§ **Aim**: Of all the lines in the records below, how many hold the word "ffffff"? Give the number alone.

§ **Available data**:
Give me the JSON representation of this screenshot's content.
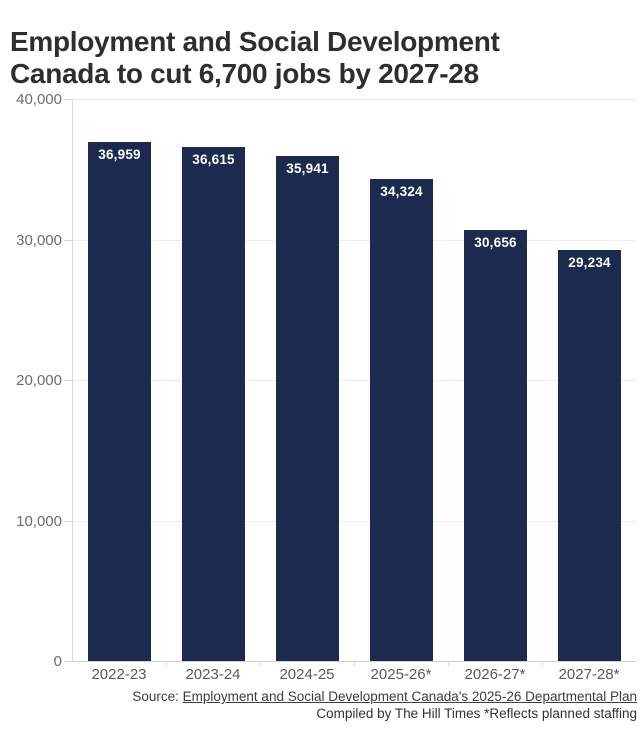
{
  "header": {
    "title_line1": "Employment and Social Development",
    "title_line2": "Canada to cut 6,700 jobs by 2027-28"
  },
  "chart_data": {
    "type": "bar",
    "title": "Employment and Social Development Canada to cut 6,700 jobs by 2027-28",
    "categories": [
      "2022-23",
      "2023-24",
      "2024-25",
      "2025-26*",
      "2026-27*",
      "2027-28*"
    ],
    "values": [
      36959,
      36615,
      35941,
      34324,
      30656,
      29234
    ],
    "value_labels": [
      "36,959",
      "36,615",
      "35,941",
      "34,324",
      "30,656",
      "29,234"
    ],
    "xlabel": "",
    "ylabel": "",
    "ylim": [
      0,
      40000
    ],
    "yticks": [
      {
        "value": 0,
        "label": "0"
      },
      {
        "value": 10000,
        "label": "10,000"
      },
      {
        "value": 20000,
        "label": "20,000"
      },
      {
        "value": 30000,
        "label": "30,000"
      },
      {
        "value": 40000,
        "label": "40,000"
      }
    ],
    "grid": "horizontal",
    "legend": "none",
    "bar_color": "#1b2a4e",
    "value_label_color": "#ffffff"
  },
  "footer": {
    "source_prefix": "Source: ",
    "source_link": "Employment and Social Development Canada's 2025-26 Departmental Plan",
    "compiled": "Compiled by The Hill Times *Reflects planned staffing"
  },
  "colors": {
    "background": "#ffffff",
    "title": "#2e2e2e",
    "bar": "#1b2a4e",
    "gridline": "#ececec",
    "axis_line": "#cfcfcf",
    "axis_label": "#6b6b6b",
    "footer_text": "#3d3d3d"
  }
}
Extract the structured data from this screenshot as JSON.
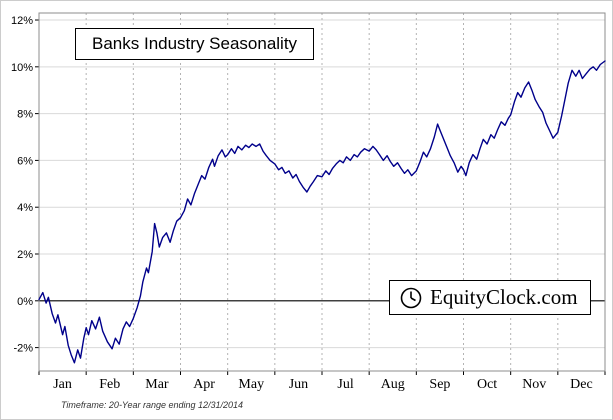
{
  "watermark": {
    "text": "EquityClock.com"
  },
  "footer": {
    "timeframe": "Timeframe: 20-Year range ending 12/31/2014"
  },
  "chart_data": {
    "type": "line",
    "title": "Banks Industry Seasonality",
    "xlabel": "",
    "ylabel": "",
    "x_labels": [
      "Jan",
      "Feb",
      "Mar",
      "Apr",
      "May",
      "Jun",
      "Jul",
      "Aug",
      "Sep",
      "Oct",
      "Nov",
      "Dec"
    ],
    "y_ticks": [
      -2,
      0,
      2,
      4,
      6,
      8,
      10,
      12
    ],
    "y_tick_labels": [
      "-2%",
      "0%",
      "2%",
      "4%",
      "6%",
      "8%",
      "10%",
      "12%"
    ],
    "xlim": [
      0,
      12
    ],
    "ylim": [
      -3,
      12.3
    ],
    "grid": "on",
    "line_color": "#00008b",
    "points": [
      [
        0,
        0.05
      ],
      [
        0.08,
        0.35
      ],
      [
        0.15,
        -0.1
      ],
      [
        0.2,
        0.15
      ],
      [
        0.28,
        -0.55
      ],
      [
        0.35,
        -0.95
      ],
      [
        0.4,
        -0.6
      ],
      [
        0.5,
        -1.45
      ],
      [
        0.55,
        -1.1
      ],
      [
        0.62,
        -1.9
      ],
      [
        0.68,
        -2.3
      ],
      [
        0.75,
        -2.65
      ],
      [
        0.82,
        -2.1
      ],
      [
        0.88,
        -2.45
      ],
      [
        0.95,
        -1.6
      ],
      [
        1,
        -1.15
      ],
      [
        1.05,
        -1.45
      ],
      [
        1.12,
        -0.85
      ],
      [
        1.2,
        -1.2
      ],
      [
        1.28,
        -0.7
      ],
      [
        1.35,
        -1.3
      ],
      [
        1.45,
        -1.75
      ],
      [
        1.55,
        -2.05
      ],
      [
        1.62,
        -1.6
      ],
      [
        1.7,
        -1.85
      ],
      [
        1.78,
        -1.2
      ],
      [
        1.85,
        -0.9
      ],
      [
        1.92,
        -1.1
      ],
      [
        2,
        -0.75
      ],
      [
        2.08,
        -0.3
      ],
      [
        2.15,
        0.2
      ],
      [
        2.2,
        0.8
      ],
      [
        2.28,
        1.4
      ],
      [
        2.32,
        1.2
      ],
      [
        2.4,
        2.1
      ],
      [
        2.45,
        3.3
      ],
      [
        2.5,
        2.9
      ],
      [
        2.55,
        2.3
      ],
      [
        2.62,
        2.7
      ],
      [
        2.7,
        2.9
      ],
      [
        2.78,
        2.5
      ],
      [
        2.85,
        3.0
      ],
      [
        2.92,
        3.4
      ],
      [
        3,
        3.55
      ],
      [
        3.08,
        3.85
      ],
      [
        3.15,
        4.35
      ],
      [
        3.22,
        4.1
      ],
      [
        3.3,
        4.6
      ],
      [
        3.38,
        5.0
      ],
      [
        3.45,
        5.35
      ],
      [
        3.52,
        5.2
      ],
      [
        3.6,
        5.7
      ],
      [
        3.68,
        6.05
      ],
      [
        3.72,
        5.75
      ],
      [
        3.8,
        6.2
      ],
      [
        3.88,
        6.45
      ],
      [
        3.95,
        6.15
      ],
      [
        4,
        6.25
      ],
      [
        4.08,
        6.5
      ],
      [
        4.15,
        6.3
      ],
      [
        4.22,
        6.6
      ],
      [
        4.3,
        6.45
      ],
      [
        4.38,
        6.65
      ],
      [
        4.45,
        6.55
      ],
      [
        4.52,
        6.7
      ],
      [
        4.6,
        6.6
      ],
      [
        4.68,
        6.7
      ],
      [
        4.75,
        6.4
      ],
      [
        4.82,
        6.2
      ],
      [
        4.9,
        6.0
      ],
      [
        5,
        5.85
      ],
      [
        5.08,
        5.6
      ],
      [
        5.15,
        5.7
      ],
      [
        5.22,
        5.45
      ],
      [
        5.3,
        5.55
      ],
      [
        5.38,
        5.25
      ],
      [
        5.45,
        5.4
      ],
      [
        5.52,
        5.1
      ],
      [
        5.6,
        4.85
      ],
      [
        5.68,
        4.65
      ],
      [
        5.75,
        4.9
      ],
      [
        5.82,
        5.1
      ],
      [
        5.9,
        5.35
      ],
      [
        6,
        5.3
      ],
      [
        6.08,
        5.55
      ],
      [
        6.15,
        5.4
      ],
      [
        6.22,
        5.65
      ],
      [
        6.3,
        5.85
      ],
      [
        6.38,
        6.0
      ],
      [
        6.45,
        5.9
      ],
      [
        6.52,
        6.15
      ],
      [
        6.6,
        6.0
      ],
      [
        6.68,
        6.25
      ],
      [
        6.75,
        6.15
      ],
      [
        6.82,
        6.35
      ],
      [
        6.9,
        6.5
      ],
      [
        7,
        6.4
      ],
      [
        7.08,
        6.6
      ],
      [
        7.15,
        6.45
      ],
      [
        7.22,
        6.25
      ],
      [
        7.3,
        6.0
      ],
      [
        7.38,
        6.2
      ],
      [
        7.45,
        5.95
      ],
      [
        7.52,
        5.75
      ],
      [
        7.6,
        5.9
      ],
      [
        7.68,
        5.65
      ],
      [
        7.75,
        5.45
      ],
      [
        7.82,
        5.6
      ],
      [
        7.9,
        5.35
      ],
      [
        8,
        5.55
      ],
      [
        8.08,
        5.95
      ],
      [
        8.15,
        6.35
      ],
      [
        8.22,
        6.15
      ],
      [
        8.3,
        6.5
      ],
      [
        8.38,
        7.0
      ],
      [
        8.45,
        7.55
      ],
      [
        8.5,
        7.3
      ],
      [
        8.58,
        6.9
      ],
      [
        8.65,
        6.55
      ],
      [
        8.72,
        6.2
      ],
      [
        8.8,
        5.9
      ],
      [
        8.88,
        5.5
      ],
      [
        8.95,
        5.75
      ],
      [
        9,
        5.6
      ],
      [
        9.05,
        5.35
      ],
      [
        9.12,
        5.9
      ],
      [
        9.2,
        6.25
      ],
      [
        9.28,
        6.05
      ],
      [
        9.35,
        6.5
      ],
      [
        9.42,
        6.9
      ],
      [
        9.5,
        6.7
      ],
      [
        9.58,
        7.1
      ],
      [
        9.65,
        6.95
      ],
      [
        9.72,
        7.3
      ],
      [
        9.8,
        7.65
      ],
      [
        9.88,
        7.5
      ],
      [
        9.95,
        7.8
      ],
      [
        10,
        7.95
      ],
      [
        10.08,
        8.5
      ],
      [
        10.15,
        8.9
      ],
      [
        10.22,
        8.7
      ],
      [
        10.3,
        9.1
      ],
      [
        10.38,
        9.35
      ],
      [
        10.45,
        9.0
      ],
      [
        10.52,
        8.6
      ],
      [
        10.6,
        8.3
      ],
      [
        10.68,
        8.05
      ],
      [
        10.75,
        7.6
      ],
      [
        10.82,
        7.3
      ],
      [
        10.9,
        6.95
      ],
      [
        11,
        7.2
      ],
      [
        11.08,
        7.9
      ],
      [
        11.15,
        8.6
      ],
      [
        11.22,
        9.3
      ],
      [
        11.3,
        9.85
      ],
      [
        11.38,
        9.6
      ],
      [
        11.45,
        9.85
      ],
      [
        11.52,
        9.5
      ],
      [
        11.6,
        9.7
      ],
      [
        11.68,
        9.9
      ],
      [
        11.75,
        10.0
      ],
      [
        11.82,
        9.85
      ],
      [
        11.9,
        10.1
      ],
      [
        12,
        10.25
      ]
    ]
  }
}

§ **Written answer**: 2